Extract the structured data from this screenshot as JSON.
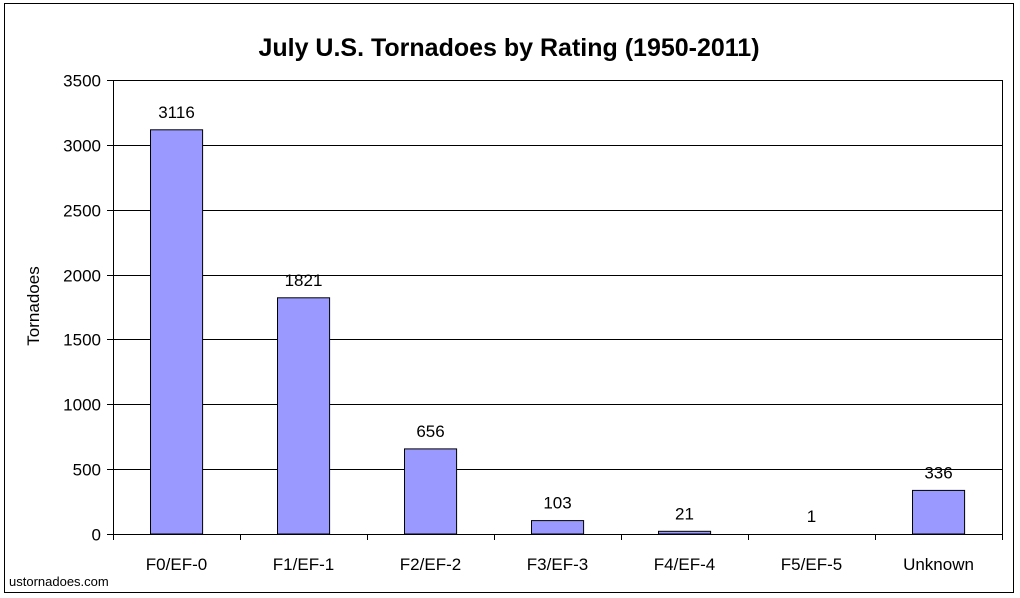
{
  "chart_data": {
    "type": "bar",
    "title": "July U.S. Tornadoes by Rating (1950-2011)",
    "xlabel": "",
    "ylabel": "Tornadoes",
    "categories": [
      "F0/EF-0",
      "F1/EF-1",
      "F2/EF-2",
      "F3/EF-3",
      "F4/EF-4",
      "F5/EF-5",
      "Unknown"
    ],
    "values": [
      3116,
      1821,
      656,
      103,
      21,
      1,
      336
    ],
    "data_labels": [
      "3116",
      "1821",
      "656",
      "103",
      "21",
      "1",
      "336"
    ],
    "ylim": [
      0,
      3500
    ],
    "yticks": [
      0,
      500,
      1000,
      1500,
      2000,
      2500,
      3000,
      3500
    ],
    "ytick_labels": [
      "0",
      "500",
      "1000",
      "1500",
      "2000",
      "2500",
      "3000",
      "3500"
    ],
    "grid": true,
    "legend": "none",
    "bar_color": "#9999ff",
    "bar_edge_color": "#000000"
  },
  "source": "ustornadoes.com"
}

============================================================

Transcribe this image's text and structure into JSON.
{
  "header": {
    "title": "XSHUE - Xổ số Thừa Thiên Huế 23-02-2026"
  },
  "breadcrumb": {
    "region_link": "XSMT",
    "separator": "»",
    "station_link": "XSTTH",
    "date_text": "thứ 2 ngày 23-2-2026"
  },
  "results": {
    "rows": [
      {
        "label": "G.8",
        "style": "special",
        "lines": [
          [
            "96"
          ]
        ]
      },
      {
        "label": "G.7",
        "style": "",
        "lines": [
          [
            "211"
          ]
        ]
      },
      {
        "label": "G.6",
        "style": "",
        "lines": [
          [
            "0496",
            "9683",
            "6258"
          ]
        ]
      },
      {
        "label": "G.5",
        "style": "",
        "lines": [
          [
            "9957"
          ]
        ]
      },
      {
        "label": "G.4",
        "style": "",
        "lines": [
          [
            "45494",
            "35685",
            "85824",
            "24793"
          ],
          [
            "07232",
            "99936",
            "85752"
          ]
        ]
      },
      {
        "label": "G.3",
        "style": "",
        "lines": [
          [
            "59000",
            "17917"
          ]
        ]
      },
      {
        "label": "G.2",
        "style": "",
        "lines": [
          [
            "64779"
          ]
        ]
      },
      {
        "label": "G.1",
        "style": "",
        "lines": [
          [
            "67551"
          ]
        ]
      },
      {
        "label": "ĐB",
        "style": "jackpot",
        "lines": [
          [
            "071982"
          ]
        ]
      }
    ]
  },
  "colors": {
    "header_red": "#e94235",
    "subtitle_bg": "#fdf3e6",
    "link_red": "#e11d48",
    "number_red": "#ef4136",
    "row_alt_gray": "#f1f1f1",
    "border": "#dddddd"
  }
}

============================================================

**Goal**. Scan the listing above and identify each line holding the string "this"; copy every such line.

**Task answer**.
Extract the structured data from this screenshot as JSON.
Transcribe this image's text and structure into JSON.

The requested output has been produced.